• **Requirement**: Which rows contain the word "town"? Pick out each one and copy it in full.

Data rows
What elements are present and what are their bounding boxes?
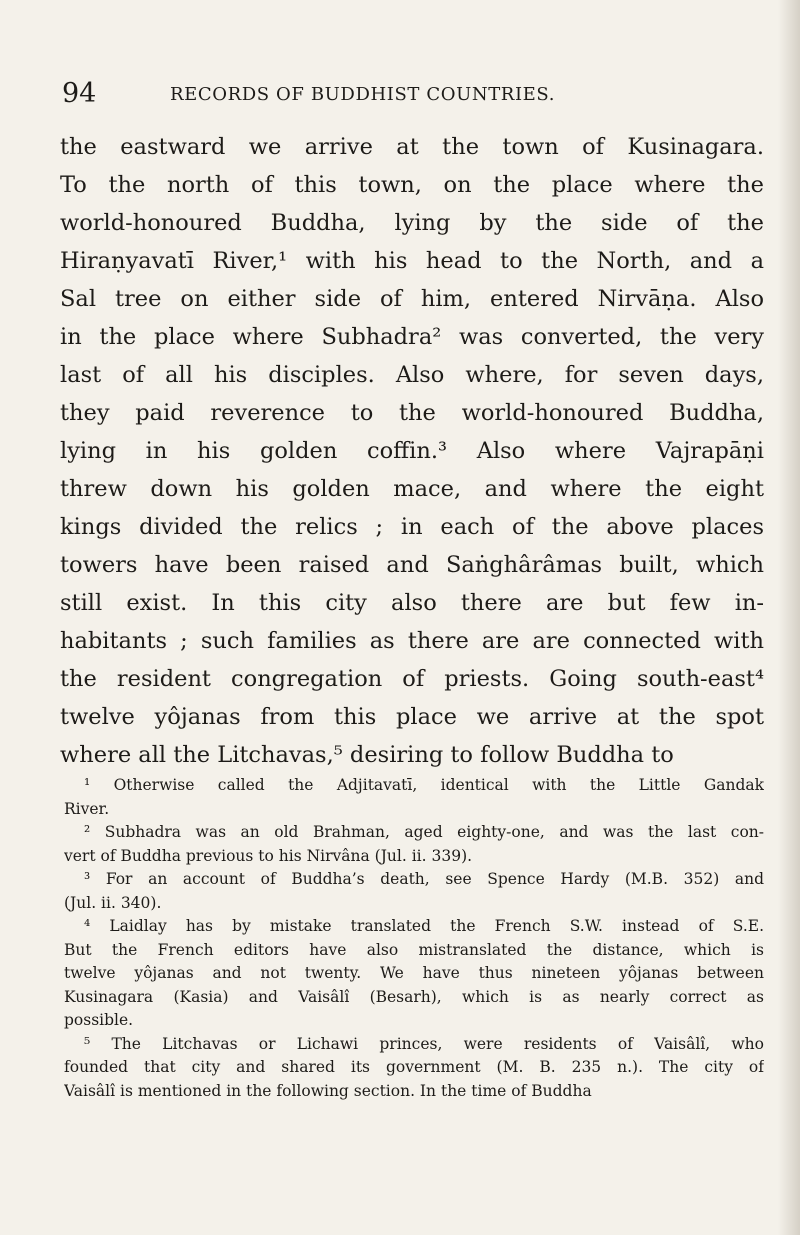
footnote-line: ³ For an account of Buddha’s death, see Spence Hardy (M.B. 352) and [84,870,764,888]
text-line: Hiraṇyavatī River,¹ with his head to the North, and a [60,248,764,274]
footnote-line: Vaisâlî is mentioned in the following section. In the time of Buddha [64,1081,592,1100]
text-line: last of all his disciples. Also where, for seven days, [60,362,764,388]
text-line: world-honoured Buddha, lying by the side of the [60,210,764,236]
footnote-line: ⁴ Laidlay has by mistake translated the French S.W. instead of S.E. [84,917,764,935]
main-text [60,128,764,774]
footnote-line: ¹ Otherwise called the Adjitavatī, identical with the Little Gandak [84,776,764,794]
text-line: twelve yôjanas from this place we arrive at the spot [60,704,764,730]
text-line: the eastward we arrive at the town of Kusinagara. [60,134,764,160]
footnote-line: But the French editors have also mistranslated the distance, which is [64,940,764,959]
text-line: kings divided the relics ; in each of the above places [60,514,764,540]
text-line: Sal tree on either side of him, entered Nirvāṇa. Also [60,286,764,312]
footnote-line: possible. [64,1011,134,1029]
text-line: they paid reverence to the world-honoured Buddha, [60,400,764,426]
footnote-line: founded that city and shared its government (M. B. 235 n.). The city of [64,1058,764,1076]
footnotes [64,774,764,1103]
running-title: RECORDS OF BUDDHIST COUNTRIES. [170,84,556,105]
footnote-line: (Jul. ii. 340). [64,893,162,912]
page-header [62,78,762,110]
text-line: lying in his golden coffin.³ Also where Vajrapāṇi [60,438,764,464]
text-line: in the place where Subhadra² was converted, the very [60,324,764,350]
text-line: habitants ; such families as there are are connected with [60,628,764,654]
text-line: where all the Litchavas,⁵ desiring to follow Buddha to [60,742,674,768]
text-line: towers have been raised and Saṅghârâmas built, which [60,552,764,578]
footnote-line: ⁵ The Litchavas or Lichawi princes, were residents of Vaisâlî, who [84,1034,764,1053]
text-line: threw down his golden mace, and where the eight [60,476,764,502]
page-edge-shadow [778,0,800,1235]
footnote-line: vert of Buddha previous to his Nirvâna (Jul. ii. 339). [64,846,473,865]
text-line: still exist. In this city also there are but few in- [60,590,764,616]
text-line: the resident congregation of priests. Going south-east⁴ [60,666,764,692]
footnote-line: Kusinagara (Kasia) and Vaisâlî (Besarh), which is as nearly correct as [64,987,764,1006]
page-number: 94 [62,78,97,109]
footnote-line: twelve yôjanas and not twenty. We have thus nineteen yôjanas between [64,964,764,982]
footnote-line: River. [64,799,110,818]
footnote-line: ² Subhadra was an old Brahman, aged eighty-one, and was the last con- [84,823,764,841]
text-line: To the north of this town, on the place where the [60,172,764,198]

• **Result**:
text-line: the eastward we arrive at the town of Kusinagara. [60,134,764,160]
text-line: To the north of this town, on the place where the [60,172,764,198]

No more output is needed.